Search engine optimization (SEO) is an essential component of content strategy. If audiences can’t easily find or discover your content through search, its value and usefulness is diminished.
We need to understand the words our audiences associate with our content so that we can cater to their search habits with relevant keywords. This is a fundamental task for SEO.
However, people often confuse valuable SEO keywords with the right SEO keywords. Although a keyword may be valuable for increasing traffic with SEO, it may not be appropriate for your organization.
To be effective, SEO keywords need to be both relevant for search and appropriate for your brand. When you don’t align search with branding, keywords become less meaningful and your communication goals are compromised. The keywords you use must accurately reflect the message you’re trying to convey for clear communication.
Different Words Have Different Meanings
Evaluating keywords for optimal visibility in search results is a crucial SEO process. Why? Because the words we like to describe our services are often not the words our audiences use to find them.
As described in Audience, Relevance, and Search: Targeting Web Audiences with Relevant Content, understanding the words your audiences use is necessary to clearly convey meaning:
Readers determine what they think a word or term means, and writers need to pay attention to this first and foremost. The writer is best served by keeping these conventional or community definitions in mind, because users will use them in their searches (p.25).
One of my favorite higher ed examples of relevant search terms (and how they are overlooked) was shared by Kyle James of .eduGuru, who discussed the use of dorms vs. residence halls for SEO. College administrators often dislike using the term dorms, but what’s the value of using residence halls if people can’t find the content? To communicate effectively with users, you can’t ignore their content needs or search behaviors.
When evaluating keywords, however, we have to be mindful that similar words can have slightly different definitions. Just because a word appears in our thesaurus or keyword analysis tools as a synonym doesn’t mean it conveys the exact same meaning.
For example, cheap is a synonym for inexpensive — but cheap often has negative connotations, reflecting poor quality rather than value.
At first glance, the paid ad copy and keyword-rich meta content fit the common search terms: "gym," "workouts," and "private trainers." However, our client didn’t want the typical "gym rat" audience. …We revised the site content and search terms to fit the brand of a premium fitness experience. As a result, our client attracted more traffic from an audience eager for their style of gym. The leads were good, but the conversions were even better.
Why On-Brand SEO Keywords Matter
Your brand message represents your organization’s core values. It defines who you are and how you want to be perceived. Confusing your brand message with inconsistent, off-brand keywords hinders your ability to communicate clearly.
If you can’t communicate clearly, all other website goals will fail.
I liken the value of quality SEO keywords to the value of quality student applicants. It’s easier to find unqualified applicants than those who are qualified. In the short term, unqualified applicants can benefit by meeting your admissions quota. But, in the long term, the quality of education and the value of the degree may decline.
Such is the case with your web content and SEO keywords. While in the short term inappropriate keywords may increase traffic — however irrelevant that traffic may be — they’ll ultimately reduce the efficacy and value of your website.
As stated in The Art of SEO, "Terms that are highly relevant will convert better than terms that are ancillary to your content’s focus" (p.167). "Relevant" keywords are those that accurately represent the content, not simply relate to it. Anything less than relevant is link bait.

________________

**TASKS AND EXERCISES**.
(1) In the text on SEO keywords, why is it crucial to evaluate keywords for visibility in search results? Answer in one to three sentences.
(2) Answer these questions from the text on SEO keywords, one answer per line:
(a) Who shared the example of dorms vs. residence halls?
(b) What does the word cheap often reflect, according to the text?
(c) Which book is quoted as saying that highly relevant terms convert better than ancillary ones?
(3) Please reproduce the passage from the text on SEO keywords, starting at "Search engine optimization" and ending at "for clear communication.".

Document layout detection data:
________________

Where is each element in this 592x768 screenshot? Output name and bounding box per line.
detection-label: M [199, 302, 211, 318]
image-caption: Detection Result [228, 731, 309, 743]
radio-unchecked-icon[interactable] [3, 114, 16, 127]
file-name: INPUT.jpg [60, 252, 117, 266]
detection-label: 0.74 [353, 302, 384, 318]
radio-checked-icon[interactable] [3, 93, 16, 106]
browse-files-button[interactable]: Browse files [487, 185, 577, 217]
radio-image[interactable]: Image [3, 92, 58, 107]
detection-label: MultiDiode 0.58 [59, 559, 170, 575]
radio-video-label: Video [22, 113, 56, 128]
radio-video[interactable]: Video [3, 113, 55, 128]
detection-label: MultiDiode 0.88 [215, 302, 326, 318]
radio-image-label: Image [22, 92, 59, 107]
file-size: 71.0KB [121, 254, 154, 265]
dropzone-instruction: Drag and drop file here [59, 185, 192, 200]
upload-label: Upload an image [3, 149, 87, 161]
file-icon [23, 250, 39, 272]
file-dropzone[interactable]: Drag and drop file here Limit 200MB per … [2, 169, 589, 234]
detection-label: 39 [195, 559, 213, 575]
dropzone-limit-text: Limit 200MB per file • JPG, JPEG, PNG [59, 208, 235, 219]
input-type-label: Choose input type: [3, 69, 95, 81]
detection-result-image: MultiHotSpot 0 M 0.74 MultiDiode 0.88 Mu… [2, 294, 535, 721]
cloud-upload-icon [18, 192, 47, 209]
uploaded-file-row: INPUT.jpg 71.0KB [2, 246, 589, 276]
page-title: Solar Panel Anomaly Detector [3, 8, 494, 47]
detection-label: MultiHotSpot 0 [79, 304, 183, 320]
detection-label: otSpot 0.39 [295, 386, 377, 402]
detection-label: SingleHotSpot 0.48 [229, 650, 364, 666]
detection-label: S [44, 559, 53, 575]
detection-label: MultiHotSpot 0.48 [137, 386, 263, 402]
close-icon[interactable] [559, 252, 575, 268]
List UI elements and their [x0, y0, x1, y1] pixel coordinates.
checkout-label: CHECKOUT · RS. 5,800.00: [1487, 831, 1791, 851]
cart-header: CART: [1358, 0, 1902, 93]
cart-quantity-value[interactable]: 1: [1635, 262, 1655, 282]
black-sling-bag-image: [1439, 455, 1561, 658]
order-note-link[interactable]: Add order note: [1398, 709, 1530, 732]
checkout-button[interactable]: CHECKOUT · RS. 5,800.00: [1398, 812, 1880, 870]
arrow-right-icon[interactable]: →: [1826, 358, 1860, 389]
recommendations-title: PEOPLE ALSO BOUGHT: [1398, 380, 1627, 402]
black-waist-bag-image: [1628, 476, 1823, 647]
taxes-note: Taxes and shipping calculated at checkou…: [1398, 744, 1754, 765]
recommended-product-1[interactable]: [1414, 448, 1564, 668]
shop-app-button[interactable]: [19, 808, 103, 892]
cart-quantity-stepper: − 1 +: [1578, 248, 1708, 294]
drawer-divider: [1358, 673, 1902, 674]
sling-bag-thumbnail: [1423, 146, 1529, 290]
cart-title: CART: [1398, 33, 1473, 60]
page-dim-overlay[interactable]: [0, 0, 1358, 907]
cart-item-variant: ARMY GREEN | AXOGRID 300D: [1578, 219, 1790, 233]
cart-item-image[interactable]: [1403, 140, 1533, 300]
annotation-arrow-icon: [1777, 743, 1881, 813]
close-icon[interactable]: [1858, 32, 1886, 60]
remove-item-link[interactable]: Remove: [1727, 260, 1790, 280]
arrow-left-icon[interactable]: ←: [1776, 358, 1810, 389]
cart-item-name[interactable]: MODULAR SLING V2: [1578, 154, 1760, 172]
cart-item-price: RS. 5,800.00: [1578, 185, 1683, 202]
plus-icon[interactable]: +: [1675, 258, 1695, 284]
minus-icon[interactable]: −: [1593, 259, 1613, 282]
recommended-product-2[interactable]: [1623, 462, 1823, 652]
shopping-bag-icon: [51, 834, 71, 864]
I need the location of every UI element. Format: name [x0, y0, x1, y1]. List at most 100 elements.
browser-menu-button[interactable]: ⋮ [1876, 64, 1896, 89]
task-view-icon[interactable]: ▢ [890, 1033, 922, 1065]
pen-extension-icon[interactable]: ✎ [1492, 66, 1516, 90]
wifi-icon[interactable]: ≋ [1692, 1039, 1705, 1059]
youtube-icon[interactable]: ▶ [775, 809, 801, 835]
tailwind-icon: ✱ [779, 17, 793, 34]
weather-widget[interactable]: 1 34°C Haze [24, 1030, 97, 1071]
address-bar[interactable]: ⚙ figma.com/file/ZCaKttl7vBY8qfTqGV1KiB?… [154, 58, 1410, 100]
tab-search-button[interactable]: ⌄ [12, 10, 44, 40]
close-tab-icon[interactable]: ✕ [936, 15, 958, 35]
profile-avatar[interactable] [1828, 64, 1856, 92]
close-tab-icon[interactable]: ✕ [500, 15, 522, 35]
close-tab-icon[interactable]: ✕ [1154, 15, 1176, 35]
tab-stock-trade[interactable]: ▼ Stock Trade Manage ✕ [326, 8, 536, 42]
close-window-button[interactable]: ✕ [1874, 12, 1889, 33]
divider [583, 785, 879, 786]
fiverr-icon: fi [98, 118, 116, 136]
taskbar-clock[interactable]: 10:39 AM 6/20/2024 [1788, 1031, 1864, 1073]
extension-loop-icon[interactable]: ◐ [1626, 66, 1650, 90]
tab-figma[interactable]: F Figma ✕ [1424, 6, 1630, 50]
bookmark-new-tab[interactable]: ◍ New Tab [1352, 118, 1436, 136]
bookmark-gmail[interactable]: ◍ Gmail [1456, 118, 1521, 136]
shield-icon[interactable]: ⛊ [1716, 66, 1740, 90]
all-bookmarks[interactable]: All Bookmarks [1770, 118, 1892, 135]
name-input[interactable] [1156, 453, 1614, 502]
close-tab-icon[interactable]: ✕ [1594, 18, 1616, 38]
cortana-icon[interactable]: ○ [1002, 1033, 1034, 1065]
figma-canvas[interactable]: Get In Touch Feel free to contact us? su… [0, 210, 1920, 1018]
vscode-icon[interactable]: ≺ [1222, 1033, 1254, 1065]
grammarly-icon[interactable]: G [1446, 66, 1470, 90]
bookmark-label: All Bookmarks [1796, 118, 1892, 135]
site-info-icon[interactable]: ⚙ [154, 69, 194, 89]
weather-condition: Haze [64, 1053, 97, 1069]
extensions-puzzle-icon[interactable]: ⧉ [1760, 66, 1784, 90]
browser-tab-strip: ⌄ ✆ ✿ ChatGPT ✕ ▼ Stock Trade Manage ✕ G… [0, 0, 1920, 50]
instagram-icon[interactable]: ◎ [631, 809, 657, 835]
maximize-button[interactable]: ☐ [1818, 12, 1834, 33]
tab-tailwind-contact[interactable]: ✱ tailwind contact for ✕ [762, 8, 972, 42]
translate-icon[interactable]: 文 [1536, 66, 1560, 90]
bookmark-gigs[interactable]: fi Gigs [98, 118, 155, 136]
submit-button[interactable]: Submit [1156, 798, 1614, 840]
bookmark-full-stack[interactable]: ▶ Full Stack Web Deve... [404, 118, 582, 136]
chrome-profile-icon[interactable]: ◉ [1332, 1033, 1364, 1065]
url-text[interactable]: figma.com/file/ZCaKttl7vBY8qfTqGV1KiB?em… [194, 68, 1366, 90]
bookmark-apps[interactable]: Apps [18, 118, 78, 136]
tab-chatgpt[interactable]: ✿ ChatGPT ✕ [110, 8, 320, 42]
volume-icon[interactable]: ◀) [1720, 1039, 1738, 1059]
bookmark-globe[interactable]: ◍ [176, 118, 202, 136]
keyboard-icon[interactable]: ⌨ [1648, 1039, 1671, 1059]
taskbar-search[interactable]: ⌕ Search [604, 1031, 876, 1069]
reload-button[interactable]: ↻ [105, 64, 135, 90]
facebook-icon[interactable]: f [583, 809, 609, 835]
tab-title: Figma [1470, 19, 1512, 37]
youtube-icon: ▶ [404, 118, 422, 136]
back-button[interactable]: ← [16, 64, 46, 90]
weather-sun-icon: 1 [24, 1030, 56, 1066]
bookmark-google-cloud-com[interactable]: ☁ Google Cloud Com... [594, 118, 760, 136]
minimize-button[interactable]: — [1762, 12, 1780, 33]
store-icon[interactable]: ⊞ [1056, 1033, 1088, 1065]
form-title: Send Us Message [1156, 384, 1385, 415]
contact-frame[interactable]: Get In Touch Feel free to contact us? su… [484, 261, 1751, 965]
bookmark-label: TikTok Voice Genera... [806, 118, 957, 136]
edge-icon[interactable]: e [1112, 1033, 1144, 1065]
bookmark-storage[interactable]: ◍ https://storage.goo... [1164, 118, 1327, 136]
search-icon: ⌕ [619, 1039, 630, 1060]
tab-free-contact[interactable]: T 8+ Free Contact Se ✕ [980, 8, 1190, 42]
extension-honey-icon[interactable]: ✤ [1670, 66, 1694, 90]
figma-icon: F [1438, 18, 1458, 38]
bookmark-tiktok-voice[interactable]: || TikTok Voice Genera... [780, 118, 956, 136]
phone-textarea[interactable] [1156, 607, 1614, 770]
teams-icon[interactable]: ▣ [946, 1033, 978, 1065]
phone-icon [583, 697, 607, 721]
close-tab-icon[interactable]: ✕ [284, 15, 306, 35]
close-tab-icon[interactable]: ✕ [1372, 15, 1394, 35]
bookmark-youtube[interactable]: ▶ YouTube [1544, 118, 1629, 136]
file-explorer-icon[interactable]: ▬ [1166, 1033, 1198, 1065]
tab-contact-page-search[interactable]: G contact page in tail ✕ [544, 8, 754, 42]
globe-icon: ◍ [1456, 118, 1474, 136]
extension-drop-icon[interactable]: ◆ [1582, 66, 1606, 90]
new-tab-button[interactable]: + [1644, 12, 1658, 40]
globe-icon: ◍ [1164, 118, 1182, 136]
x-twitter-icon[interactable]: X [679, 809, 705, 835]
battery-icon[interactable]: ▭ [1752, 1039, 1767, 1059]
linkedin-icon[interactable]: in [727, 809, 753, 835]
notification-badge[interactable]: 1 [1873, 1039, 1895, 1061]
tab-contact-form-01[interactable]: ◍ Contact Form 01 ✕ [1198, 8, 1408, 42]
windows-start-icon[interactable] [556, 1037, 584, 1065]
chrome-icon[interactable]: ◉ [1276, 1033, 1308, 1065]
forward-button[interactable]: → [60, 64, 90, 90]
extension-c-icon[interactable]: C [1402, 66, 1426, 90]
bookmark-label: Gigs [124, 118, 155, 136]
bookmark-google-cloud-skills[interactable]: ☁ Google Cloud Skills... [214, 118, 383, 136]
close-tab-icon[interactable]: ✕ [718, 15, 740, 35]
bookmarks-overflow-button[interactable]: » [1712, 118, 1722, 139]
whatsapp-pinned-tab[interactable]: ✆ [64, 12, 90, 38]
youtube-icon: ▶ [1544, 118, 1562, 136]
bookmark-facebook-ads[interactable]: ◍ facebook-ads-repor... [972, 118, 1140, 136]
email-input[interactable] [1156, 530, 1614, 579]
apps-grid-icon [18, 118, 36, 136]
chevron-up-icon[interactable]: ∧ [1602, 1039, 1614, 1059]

________________

**ACTIVITY ANSWERS**.
(1) Evaluating keywords matters because the words we like to use to describe our services are often not the words our audiences use to find them.

(2)
(a) Kyle James of .eduGuru
(b) Poor quality rather than value
(c) The Art of SEO

(3)
Search engine optimization (SEO) is an essential component of content strategy. If audiences can’t easily find or discover your content through search, its value and usefulness is diminished.
We need to understand the words our audiences associate with our content so that we can cater to their search habits with relevant keywords. This is a fundamental task for SEO.
However, people often confuse valuable SEO keywords with the right SEO keywords. Although a keyword may be valuable for increasing traffic with SEO, it may not be appropriate for your organization.
To be effective, SEO keywords need to be both relevant for search and appropriate for your brand. When you don’t align search with branding, keywords become less meaningful and your communication goals are compromised. The keywords you use must accurately reflect the message you’re trying to convey for clear communication.